=== PROBLEM STATEMENT ===
Quote the whole listing word for word, please.

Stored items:
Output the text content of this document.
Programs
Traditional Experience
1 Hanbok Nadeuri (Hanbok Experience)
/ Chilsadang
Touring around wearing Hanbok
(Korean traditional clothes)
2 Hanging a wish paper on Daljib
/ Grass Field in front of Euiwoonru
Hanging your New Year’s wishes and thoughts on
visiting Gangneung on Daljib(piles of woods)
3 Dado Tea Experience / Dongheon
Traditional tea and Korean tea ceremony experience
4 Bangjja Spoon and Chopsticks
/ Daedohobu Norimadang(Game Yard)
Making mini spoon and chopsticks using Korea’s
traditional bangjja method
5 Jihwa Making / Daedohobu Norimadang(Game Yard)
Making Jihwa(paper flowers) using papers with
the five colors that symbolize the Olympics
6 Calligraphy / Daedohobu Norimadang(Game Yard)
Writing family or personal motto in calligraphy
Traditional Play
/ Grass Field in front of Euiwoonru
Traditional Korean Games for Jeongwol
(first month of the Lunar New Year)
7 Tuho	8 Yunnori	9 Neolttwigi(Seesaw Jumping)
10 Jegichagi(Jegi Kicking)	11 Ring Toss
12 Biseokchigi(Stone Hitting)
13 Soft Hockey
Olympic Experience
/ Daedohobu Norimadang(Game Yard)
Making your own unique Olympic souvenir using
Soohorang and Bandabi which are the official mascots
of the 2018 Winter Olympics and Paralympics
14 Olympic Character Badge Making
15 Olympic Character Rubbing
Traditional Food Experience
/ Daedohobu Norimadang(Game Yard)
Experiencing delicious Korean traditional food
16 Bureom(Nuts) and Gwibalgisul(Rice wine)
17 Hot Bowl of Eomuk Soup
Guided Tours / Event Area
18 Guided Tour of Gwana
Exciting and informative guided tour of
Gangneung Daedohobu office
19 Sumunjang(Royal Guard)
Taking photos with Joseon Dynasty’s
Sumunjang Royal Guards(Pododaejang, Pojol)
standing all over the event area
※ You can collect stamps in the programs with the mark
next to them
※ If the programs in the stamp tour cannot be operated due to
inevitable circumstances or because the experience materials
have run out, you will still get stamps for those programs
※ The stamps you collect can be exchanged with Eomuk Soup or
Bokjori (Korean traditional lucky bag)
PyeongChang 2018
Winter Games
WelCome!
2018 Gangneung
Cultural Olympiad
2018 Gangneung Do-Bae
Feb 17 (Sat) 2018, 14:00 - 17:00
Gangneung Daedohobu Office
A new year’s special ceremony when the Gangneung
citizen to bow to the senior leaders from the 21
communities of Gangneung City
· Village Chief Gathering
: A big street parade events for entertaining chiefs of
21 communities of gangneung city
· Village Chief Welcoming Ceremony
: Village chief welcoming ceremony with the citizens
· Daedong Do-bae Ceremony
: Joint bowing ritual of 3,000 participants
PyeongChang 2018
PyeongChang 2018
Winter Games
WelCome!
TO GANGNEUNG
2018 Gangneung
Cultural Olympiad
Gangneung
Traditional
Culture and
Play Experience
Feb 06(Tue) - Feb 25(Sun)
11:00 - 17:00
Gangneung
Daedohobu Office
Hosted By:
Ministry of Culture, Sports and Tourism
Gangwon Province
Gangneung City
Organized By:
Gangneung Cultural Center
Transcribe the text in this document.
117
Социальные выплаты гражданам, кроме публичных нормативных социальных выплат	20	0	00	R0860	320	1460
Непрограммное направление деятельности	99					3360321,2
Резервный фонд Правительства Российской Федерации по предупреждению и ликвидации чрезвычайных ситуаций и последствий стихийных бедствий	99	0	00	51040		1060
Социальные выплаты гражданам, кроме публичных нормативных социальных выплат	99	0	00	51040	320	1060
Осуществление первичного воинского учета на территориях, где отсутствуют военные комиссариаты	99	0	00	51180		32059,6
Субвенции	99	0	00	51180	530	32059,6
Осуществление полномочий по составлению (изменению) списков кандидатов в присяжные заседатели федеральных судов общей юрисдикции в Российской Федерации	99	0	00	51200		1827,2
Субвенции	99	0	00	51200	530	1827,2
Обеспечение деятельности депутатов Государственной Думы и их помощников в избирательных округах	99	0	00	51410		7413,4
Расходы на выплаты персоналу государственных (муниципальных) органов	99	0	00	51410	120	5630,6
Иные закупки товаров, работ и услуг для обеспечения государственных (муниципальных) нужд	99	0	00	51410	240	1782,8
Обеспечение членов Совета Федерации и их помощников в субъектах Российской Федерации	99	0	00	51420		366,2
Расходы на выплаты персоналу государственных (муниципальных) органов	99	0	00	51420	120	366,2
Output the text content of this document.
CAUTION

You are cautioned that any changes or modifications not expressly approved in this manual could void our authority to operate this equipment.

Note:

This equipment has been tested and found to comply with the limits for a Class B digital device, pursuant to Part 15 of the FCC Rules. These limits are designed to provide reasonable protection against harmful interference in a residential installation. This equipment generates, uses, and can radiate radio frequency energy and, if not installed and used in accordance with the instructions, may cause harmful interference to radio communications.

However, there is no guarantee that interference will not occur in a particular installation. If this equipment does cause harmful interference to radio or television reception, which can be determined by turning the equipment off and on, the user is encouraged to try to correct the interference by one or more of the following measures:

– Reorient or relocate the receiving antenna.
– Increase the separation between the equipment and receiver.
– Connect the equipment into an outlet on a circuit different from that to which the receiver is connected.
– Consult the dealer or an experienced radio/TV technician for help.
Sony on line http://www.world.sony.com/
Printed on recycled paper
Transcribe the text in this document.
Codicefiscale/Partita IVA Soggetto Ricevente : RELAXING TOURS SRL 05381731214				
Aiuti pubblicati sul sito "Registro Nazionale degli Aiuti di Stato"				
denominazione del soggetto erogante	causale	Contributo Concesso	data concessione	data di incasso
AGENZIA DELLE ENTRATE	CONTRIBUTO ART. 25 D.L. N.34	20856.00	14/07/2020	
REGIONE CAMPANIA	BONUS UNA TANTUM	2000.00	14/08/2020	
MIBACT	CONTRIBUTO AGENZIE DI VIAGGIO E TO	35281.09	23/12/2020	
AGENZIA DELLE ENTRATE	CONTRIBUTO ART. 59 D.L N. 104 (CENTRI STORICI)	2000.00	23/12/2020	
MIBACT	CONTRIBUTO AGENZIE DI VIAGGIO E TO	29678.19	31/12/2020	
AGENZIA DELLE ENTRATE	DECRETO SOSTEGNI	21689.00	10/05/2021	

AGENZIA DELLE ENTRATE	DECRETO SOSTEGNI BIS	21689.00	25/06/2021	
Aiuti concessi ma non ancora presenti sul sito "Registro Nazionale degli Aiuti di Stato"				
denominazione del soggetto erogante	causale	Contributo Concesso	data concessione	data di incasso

=== WRITTEN RESPONSE ===
Output the text content of this document.
Programs
Traditional Experience
1 Hanbok Nadeuri (Hanbok Experience)
/ Chilsadang
Touring around wearing Hanbok
(Korean traditional clothes)
2 Hanging a wish paper on Daljib
/ Grass Field in front of Euiwoonru
Hanging your New Year’s wishes and thoughts on
visiting Gangneung on Daljib(piles of woods)
3 Dado Tea Experience / Dongheon
Traditional tea and Korean tea ceremony experience
4 Bangjja Spoon and Chopsticks
/ Daedohobu Norimadang(Game Yard)
Making mini spoon and chopsticks using Korea’s
traditional bangjja method
5 Jihwa Making / Daedohobu Norimadang(Game Yard)
Making Jihwa(paper flowers) using papers with
the five colors that symbolize the Olympics
6 Calligraphy / Daedohobu Norimadang(Game Yard)
Writing family or personal motto in calligraphy
Traditional Play
/ Grass Field in front of Euiwoonru
Traditional Korean Games for Jeongwol
(first month of the Lunar New Year)
7 Tuho	8 Yunnori	9 Neolttwigi(Seesaw Jumping)
10 Jegichagi(Jegi Kicking)	11 Ring Toss
12 Biseokchigi(Stone Hitting)
13 Soft Hockey
Olympic Experience
/ Daedohobu Norimadang(Game Yard)
Making your own unique Olympic souvenir using
Soohorang and Bandabi which are the official mascots
of the 2018 Winter Olympics and Paralympics
14 Olympic Character Badge Making
15 Olympic Character Rubbing
Traditional Food Experience
/ Daedohobu Norimadang(Game Yard)
Experiencing delicious Korean traditional food
16 Bureom(Nuts) and Gwibalgisul(Rice wine)
17 Hot Bowl of Eomuk Soup
Guided Tours / Event Area
18 Guided Tour of Gwana
Exciting and informative guided tour of
Gangneung Daedohobu office
19 Sumunjang(Royal Guard)
Taking photos with Joseon Dynasty’s
Sumunjang Royal Guards(Pododaejang, Pojol)
standing all over the event area
※ You can collect stamps in the programs with the mark
next to them
※ If the programs in the stamp tour cannot be operated due to
inevitable circumstances or because the experience materials
have run out, you will still get stamps for those programs
※ The stamps you collect can be exchanged with Eomuk Soup or
Bokjori (Korean traditional lucky bag)
PyeongChang 2018
Winter Games
WelCome!
2018 Gangneung
Cultural Olympiad
2018 Gangneung Do-Bae
Feb 17 (Sat) 2018, 14:00 - 17:00
Gangneung Daedohobu Office
A new year’s special ceremony when the Gangneung
citizen to bow to the senior leaders from the 21
communities of Gangneung City
· Village Chief Gathering
: A big street parade events for entertaining chiefs of
21 communities of gangneung city
· Village Chief Welcoming Ceremony
: Village chief welcoming ceremony with the citizens
· Daedong Do-bae Ceremony
: Joint bowing ritual of 3,000 participants
PyeongChang 2018
PyeongChang 2018
Winter Games
WelCome!
TO GANGNEUNG
2018 Gangneung
Cultural Olympiad
Gangneung
Traditional
Culture and
Play Experience
Feb 06(Tue) - Feb 25(Sun)
11:00 - 17:00
Gangneung
Daedohobu Office
Hosted By:
Ministry of Culture, Sports and Tourism
Gangwon Province
Gangneung City
Organized By:
Gangneung Cultural Center
Transcribe the text in this document.
117
Социальные выплаты гражданам, кроме публичных нормативных социальных выплат	20	0	00	R0860	320	1460
Непрограммное направление деятельности	99					3360321,2
Резервный фонд Правительства Российской Федерации по предупреждению и ликвидации чрезвычайных ситуаций и последствий стихийных бедствий	99	0	00	51040		1060
Социальные выплаты гражданам, кроме публичных нормативных социальных выплат	99	0	00	51040	320	1060
Осуществление первичного воинского учета на территориях, где отсутствуют военные комиссариаты	99	0	00	51180		32059,6
Субвенции	99	0	00	51180	530	32059,6
Осуществление полномочий по составлению (изменению) списков кандидатов в присяжные заседатели федеральных судов общей юрисдикции в Российской Федерации	99	0	00	51200		1827,2
Субвенции	99	0	00	51200	530	1827,2
Обеспечение деятельности депутатов Государственной Думы и их помощников в избирательных округах	99	0	00	51410		7413,4
Расходы на выплаты персоналу государственных (муниципальных) органов	99	0	00	51410	120	5630,6
Иные закупки товаров, работ и услуг для обеспечения государственных (муниципальных) нужд	99	0	00	51410	240	1782,8
Обеспечение членов Совета Федерации и их помощников в субъектах Российской Федерации	99	0	00	51420		366,2
Расходы на выплаты персоналу государственных (муниципальных) органов	99	0	00	51420	120	366,2
Output the text content of this document.
CAUTION

You are cautioned that any changes or modifications not expressly approved in this manual could void our authority to operate this equipment.

Note:

This equipment has been tested and found to comply with the limits for a Class B digital device, pursuant to Part 15 of the FCC Rules. These limits are designed to provide reasonable protection against harmful interference in a residential installation. This equipment generates, uses, and can radiate radio frequency energy and, if not installed and used in accordance with the instructions, may cause harmful interference to radio communications.

However, there is no guarantee that interference will not occur in a particular installation. If this equipment does cause harmful interference to radio or television reception, which can be determined by turning the equipment off and on, the user is encouraged to try to correct the interference by one or more of the following measures:

– Reorient or relocate the receiving antenna.
– Increase the separation between the equipment and receiver.
– Connect the equipment into an outlet on a circuit different from that to which the receiver is connected.
– Consult the dealer or an experienced radio/TV technician for help.
Sony on line http://www.world.sony.com/
Printed on recycled paper
Transcribe the text in this document.
Codicefiscale/Partita IVA Soggetto Ricevente : RELAXING TOURS SRL 05381731214				
Aiuti pubblicati sul sito "Registro Nazionale degli Aiuti di Stato"				
denominazione del soggetto erogante	causale	Contributo Concesso	data concessione	data di incasso
AGENZIA DELLE ENTRATE	CONTRIBUTO ART. 25 D.L. N.34	20856.00	14/07/2020	
REGIONE CAMPANIA	BONUS UNA TANTUM	2000.00	14/08/2020	
MIBACT	CONTRIBUTO AGENZIE DI VIAGGIO E TO	35281.09	23/12/2020	
AGENZIA DELLE ENTRATE	CONTRIBUTO ART. 59 D.L N. 104 (CENTRI STORICI)	2000.00	23/12/2020	
MIBACT	CONTRIBUTO AGENZIE DI VIAGGIO E TO	29678.19	31/12/2020	
AGENZIA DELLE ENTRATE	DECRETO SOSTEGNI	21689.00	10/05/2021	

AGENZIA DELLE ENTRATE	DECRETO SOSTEGNI BIS	21689.00	25/06/2021	
Aiuti concessi ma non ancora presenti sul sito "Registro Nazionale degli Aiuti di Stato"				
denominazione del soggetto erogante	causale	Contributo Concesso	data concessione	data di incasso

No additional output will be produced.